⟨

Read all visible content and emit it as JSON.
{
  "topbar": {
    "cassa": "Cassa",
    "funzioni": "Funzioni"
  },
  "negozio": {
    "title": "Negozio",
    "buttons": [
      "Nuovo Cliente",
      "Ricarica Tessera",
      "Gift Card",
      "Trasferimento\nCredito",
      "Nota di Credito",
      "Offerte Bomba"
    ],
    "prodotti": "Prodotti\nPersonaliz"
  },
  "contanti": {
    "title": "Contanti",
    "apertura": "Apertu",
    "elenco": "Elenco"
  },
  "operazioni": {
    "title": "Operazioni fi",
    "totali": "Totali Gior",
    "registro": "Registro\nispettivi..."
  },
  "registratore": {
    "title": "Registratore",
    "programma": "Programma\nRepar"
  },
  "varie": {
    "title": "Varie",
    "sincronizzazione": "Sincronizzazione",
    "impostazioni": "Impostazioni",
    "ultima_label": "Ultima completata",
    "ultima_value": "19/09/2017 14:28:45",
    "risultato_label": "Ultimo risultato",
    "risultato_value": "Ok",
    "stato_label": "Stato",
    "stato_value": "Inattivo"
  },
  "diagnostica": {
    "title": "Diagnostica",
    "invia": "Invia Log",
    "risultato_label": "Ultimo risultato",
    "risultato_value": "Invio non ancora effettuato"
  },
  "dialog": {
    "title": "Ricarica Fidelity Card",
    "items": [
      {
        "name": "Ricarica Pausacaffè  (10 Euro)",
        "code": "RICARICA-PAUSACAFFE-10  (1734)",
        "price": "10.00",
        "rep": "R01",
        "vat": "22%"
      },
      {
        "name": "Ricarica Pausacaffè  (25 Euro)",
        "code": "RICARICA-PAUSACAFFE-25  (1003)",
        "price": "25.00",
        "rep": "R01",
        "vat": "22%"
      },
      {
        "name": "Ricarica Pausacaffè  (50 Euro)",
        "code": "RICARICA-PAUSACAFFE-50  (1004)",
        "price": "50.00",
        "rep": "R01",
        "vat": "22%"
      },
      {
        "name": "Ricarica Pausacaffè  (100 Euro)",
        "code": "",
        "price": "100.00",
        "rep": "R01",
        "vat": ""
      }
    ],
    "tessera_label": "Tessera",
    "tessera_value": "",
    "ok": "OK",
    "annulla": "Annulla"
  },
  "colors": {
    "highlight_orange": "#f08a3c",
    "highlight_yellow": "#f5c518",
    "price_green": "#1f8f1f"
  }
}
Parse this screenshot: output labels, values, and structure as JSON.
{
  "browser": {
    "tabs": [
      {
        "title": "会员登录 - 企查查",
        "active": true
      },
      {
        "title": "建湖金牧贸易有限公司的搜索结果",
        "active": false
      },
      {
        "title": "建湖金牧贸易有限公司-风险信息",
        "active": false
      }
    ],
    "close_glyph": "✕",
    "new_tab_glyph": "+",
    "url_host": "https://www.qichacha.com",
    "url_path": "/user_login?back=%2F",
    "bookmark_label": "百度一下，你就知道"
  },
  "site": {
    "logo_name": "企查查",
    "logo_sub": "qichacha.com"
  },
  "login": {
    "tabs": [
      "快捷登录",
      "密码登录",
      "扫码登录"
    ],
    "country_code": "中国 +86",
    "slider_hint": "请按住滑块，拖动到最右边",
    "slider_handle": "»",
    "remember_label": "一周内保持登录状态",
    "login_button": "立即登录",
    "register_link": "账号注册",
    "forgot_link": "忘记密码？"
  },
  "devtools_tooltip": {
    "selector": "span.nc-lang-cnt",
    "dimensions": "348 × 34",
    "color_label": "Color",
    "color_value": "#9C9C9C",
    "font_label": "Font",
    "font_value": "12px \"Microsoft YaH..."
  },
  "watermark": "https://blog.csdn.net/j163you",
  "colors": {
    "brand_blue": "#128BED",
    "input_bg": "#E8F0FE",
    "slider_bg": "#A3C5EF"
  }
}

⟩

Goal:
Extract the full listing and reproduce each line exactly.

Solved problem:
Read all visible content and emit it as JSON.
{
  "topbar": {
    "cassa": "Cassa",
    "funzioni": "Funzioni"
  },
  "negozio": {
    "title": "Negozio",
    "buttons": [
      "Nuovo Cliente",
      "Ricarica Tessera",
      "Gift Card",
      "Trasferimento\nCredito",
      "Nota di Credito",
      "Offerte Bomba"
    ],
    "prodotti": "Prodotti\nPersonaliz"
  },
  "contanti": {
    "title": "Contanti",
    "apertura": "Apertu",
    "elenco": "Elenco"
  },
  "operazioni": {
    "title": "Operazioni fi",
    "totali": "Totali Gior",
    "registro": "Registro\nispettivi..."
  },
  "registratore": {
    "title": "Registratore",
    "programma": "Programma\nRepar"
  },
  "varie": {
    "title": "Varie",
    "sincronizzazione": "Sincronizzazione",
    "impostazioni": "Impostazioni",
    "ultima_label": "Ultima completata",
    "ultima_value": "19/09/2017 14:28:45",
    "risultato_label": "Ultimo risultato",
    "risultato_value": "Ok",
    "stato_label": "Stato",
    "stato_value": "Inattivo"
  },
  "diagnostica": {
    "title": "Diagnostica",
    "invia": "Invia Log",
    "risultato_label": "Ultimo risultato",
    "risultato_value": "Invio non ancora effettuato"
  },
  "dialog": {
    "title": "Ricarica Fidelity Card",
    "items": [
      {
        "name": "Ricarica Pausacaffè  (10 Euro)",
        "code": "RICARICA-PAUSACAFFE-10  (1734)",
        "price": "10.00",
        "rep": "R01",
        "vat": "22%"
      },
      {
        "name": "Ricarica Pausacaffè  (25 Euro)",
        "code": "RICARICA-PAUSACAFFE-25  (1003)",
        "price": "25.00",
        "rep": "R01",
        "vat": "22%"
      },
      {
        "name": "Ricarica Pausacaffè  (50 Euro)",
        "code": "RICARICA-PAUSACAFFE-50  (1004)",
        "price": "50.00",
        "rep": "R01",
        "vat": "22%"
      },
      {
        "name": "Ricarica Pausacaffè  (100 Euro)",
        "code": "",
        "price": "100.00",
        "rep": "R01",
        "vat": ""
      }
    ],
    "tessera_label": "Tessera",
    "tessera_value": "",
    "ok": "OK",
    "annulla": "Annulla"
  },
  "colors": {
    "highlight_orange": "#f08a3c",
    "highlight_yellow": "#f5c518",
    "price_green": "#1f8f1f"
  }
}
Parse this screenshot: output labels, values, and structure as JSON.
{
  "browser": {
    "tabs": [
      {
        "title": "会员登录 - 企查查",
        "active": true
      },
      {
        "title": "建湖金牧贸易有限公司的搜索结果",
        "active": false
      },
      {
        "title": "建湖金牧贸易有限公司-风险信息",
        "active": false
      }
    ],
    "close_glyph": "✕",
    "new_tab_glyph": "+",
    "url_host": "https://www.qichacha.com",
    "url_path": "/user_login?back=%2F",
    "bookmark_label": "百度一下，你就知道"
  },
  "site": {
    "logo_name": "企查查",
    "logo_sub": "qichacha.com"
  },
  "login": {
    "tabs": [
      "快捷登录",
      "密码登录",
      "扫码登录"
    ],
    "country_code": "中国 +86",
    "slider_hint": "请按住滑块，拖动到最右边",
    "slider_handle": "»",
    "remember_label": "一周内保持登录状态",
    "login_button": "立即登录",
    "register_link": "账号注册",
    "forgot_link": "忘记密码？"
  },
  "devtools_tooltip": {
    "selector": "span.nc-lang-cnt",
    "dimensions": "348 × 34",
    "color_label": "Color",
    "color_value": "#9C9C9C",
    "font_label": "Font",
    "font_value": "12px \"Microsoft YaH..."
  },
  "watermark": "https://blog.csdn.net/j163you",
  "colors": {
    "brand_blue": "#128BED",
    "input_bg": "#E8F0FE",
    "slider_bg": "#A3C5EF"
  }
}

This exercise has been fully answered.